-- Written exercise --
Check each line of the listing below for the string "Данных", and copy the ones that have it.

-- Material for this exercise --
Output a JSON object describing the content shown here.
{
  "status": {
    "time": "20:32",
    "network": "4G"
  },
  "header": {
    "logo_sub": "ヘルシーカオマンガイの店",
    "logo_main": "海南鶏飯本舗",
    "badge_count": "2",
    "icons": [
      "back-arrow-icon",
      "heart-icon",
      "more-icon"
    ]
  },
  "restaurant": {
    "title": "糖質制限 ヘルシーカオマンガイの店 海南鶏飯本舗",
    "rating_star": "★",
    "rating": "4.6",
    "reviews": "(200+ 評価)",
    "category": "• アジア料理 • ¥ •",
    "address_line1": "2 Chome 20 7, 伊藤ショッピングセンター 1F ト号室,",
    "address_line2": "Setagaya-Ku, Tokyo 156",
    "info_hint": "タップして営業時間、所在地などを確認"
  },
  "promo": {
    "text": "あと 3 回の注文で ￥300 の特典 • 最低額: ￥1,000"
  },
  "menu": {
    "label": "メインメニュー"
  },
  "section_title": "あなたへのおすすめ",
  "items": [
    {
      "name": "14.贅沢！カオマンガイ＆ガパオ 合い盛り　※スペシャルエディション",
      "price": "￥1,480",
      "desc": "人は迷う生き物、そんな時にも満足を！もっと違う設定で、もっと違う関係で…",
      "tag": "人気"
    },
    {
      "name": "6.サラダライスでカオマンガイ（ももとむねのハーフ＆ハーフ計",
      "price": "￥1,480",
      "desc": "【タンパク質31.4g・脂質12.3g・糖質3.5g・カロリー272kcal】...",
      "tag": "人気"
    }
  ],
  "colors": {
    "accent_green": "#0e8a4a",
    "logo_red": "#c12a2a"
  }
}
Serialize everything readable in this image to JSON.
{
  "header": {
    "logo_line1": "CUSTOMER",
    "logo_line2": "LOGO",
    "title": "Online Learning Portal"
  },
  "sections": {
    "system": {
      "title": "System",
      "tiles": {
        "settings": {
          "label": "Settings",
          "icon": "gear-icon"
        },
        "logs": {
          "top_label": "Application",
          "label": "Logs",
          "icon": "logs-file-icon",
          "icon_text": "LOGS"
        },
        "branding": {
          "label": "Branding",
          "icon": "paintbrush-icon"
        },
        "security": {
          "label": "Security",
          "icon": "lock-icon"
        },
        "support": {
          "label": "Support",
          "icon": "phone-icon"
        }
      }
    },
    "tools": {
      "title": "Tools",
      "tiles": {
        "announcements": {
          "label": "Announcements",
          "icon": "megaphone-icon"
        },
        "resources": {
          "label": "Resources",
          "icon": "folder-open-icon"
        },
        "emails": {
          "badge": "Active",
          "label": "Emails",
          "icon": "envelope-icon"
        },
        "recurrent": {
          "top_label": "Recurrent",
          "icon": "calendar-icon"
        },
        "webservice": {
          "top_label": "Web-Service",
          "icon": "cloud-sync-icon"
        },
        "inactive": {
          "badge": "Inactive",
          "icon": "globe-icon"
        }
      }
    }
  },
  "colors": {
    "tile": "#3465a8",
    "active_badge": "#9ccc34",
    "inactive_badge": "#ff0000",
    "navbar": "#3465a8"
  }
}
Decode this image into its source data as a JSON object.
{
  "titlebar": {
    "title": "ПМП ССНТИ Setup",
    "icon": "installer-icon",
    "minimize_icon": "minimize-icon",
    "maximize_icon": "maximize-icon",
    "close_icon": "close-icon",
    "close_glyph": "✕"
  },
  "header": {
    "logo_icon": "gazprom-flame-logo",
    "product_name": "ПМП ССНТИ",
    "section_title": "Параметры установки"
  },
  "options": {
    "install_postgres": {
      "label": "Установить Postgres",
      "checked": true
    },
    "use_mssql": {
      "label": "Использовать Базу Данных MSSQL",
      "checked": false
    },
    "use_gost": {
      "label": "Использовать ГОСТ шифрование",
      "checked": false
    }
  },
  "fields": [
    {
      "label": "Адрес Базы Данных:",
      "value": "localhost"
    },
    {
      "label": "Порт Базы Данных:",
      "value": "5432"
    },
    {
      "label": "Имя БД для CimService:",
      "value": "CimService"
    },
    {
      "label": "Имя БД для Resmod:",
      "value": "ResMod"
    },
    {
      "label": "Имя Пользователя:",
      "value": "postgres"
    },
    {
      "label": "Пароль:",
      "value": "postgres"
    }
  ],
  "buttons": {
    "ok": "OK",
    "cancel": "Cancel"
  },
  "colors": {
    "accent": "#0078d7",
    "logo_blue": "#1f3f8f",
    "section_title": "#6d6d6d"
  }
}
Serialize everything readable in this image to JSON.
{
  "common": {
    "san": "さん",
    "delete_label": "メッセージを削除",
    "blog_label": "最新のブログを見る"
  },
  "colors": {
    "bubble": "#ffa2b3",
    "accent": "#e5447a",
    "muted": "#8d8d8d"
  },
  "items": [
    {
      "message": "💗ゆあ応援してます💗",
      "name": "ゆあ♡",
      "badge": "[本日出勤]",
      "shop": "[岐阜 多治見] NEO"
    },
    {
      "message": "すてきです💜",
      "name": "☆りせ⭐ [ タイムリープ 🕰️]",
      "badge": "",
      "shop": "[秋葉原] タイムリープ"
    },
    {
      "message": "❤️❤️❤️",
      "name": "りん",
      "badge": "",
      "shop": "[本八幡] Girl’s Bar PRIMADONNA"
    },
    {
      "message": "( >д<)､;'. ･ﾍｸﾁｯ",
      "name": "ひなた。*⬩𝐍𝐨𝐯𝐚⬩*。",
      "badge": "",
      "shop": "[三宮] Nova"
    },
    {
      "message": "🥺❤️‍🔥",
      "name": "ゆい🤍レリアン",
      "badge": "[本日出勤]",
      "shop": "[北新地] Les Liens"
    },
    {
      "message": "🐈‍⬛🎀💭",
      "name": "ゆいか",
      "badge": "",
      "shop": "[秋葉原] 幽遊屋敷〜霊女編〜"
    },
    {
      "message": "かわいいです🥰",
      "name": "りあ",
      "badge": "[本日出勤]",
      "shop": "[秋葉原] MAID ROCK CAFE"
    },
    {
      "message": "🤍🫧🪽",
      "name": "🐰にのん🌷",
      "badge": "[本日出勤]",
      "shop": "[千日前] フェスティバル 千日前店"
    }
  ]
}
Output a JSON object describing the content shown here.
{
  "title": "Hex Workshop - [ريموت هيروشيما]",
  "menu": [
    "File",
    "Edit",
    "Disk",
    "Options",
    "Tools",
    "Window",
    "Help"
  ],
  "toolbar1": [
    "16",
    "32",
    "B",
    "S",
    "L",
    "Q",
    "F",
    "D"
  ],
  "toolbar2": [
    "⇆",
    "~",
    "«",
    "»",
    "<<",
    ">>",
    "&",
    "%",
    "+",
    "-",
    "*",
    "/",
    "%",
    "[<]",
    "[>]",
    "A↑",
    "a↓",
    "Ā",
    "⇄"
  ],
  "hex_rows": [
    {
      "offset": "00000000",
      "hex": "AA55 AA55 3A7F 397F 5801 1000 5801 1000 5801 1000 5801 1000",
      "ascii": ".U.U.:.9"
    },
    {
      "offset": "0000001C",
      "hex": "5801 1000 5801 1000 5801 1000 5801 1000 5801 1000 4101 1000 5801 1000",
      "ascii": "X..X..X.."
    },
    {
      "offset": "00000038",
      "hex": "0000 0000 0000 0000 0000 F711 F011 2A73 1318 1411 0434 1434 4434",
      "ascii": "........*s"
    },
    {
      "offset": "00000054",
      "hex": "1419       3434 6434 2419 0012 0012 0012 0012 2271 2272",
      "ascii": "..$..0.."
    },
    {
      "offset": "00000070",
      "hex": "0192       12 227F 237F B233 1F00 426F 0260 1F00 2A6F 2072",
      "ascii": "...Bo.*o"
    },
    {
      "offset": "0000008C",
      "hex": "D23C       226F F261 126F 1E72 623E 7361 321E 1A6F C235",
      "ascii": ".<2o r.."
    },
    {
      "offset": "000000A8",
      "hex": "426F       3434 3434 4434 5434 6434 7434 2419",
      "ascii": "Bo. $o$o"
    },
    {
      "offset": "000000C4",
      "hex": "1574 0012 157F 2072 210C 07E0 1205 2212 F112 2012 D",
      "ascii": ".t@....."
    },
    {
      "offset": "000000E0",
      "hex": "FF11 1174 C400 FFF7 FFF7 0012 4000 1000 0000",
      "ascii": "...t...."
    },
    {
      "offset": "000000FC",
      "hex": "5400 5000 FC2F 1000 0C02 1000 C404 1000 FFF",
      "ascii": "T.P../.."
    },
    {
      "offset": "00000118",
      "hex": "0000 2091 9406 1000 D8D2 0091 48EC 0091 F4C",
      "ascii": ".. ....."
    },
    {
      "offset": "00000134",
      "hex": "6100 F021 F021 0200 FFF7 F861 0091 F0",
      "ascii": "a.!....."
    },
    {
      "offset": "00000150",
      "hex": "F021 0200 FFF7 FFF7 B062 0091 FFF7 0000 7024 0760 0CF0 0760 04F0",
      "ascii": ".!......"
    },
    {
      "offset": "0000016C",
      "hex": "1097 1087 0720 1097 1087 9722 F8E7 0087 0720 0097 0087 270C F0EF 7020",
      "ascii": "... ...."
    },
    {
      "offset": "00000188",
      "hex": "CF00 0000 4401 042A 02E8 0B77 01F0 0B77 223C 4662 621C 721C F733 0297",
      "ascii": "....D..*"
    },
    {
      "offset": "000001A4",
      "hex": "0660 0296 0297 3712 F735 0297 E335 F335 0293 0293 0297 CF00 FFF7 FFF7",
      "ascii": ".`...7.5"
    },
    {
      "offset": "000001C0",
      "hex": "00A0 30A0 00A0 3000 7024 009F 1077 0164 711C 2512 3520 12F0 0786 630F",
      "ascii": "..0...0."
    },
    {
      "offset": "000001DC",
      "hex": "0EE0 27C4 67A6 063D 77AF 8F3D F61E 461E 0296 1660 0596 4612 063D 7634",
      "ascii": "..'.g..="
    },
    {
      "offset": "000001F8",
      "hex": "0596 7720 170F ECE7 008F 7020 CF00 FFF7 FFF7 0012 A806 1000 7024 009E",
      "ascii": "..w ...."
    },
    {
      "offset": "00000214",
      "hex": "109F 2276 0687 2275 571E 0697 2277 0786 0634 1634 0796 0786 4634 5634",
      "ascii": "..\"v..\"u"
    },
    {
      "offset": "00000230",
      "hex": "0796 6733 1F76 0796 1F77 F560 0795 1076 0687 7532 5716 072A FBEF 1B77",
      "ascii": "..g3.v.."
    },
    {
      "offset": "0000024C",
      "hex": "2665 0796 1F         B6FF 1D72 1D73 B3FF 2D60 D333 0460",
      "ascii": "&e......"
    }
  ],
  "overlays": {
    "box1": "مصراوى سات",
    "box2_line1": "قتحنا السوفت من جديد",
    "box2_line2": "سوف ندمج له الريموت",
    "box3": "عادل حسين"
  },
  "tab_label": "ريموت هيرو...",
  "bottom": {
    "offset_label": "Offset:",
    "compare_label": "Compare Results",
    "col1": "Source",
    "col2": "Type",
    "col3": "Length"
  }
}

-- Solution for this exercise --
      "label": "Использовать Базу Данных MSSQL",
      "label": "Адрес Базы Данных:",
      "label": "Порт Базы Данных:",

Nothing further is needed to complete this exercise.